Your task is to repeat all of the material exactly.
## Begin
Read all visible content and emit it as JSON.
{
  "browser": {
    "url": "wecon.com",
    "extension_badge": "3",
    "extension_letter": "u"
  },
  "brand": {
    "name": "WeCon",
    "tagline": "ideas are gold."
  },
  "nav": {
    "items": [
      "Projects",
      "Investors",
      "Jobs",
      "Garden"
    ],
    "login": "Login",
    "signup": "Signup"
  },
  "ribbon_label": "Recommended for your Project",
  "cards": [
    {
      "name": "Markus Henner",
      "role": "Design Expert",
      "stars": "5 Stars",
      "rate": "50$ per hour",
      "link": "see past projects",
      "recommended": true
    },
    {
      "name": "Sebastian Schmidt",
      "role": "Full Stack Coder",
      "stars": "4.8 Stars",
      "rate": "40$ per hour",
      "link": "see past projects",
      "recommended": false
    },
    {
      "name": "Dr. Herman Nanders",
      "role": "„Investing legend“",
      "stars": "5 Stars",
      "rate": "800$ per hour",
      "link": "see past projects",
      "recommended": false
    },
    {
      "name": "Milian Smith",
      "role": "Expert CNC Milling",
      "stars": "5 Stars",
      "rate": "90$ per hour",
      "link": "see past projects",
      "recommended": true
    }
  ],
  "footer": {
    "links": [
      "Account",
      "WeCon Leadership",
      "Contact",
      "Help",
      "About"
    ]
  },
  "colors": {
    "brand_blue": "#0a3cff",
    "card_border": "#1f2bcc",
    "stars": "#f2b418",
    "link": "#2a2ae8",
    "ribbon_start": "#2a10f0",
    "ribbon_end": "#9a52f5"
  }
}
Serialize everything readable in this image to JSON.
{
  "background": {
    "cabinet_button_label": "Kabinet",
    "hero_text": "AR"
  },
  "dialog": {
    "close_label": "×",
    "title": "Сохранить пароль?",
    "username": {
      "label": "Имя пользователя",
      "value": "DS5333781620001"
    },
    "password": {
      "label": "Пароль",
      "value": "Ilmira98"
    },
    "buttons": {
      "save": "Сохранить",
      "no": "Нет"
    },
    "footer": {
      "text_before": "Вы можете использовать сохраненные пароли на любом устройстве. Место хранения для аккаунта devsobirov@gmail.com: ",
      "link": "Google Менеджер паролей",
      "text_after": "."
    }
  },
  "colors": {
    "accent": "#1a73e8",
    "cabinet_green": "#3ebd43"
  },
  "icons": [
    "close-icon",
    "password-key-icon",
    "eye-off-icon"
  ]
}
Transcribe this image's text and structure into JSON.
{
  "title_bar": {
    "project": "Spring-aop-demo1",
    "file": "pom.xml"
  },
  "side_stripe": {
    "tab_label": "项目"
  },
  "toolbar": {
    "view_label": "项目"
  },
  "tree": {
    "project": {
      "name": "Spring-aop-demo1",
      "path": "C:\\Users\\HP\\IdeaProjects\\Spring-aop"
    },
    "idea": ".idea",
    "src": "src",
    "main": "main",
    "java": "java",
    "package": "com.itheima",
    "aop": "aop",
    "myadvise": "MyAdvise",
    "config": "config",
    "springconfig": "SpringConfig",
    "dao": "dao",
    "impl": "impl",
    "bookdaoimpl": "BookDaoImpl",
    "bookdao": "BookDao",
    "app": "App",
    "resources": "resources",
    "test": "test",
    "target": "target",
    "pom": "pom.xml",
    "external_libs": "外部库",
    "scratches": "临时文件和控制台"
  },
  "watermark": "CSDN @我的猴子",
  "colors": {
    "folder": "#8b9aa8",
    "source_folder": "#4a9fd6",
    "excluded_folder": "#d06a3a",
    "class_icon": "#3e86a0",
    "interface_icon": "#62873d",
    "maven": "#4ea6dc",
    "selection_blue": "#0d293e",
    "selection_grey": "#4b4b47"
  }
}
## End
_Completed exercise_
Read all visible content and emit it as JSON.
{
  "browser": {
    "url": "wecon.com",
    "extension_badge": "3",
    "extension_letter": "u"
  },
  "brand": {
    "name": "WeCon",
    "tagline": "ideas are gold."
  },
  "nav": {
    "items": [
      "Projects",
      "Investors",
      "Jobs",
      "Garden"
    ],
    "login": "Login",
    "signup": "Signup"
  },
  "ribbon_label": "Recommended for your Project",
  "cards": [
    {
      "name": "Markus Henner",
      "role": "Design Expert",
      "stars": "5 Stars",
      "rate": "50$ per hour",
      "link": "see past projects",
      "recommended": true
    },
    {
      "name": "Sebastian Schmidt",
      "role": "Full Stack Coder",
      "stars": "4.8 Stars",
      "rate": "40$ per hour",
      "link": "see past projects",
      "recommended": false
    },
    {
      "name": "Dr. Herman Nanders",
      "role": "„Investing legend“",
      "stars": "5 Stars",
      "rate": "800$ per hour",
      "link": "see past projects",
      "recommended": false
    },
    {
      "name": "Milian Smith",
      "role": "Expert CNC Milling",
      "stars": "5 Stars",
      "rate": "90$ per hour",
      "link": "see past projects",
      "recommended": true
    }
  ],
  "footer": {
    "links": [
      "Account",
      "WeCon Leadership",
      "Contact",
      "Help",
      "About"
    ]
  },
  "colors": {
    "brand_blue": "#0a3cff",
    "card_border": "#1f2bcc",
    "stars": "#f2b418",
    "link": "#2a2ae8",
    "ribbon_start": "#2a10f0",
    "ribbon_end": "#9a52f5"
  }
}
Serialize everything readable in this image to JSON.
{
  "background": {
    "cabinet_button_label": "Kabinet",
    "hero_text": "AR"
  },
  "dialog": {
    "close_label": "×",
    "title": "Сохранить пароль?",
    "username": {
      "label": "Имя пользователя",
      "value": "DS5333781620001"
    },
    "password": {
      "label": "Пароль",
      "value": "Ilmira98"
    },
    "buttons": {
      "save": "Сохранить",
      "no": "Нет"
    },
    "footer": {
      "text_before": "Вы можете использовать сохраненные пароли на любом устройстве. Место хранения для аккаунта devsobirov@gmail.com: ",
      "link": "Google Менеджер паролей",
      "text_after": "."
    }
  },
  "colors": {
    "accent": "#1a73e8",
    "cabinet_green": "#3ebd43"
  },
  "icons": [
    "close-icon",
    "password-key-icon",
    "eye-off-icon"
  ]
}
Transcribe this image's text and structure into JSON.
{
  "title_bar": {
    "project": "Spring-aop-demo1",
    "file": "pom.xml"
  },
  "side_stripe": {
    "tab_label": "项目"
  },
  "toolbar": {
    "view_label": "项目"
  },
  "tree": {
    "project": {
      "name": "Spring-aop-demo1",
      "path": "C:\\Users\\HP\\IdeaProjects\\Spring-aop"
    },
    "idea": ".idea",
    "src": "src",
    "main": "main",
    "java": "java",
    "package": "com.itheima",
    "aop": "aop",
    "myadvise": "MyAdvise",
    "config": "config",
    "springconfig": "SpringConfig",
    "dao": "dao",
    "impl": "impl",
    "bookdaoimpl": "BookDaoImpl",
    "bookdao": "BookDao",
    "app": "App",
    "resources": "resources",
    "test": "test",
    "target": "target",
    "pom": "pom.xml",
    "external_libs": "外部库",
    "scratches": "临时文件和控制台"
  },
  "watermark": "CSDN @我的猴子",
  "colors": {
    "folder": "#8b9aa8",
    "source_folder": "#4a9fd6",
    "excluded_folder": "#d06a3a",
    "class_icon": "#3e86a0",
    "interface_icon": "#62873d",
    "maven": "#4ea6dc",
    "selection_blue": "#0d293e",
    "selection_grey": "#4b4b47"
  }
}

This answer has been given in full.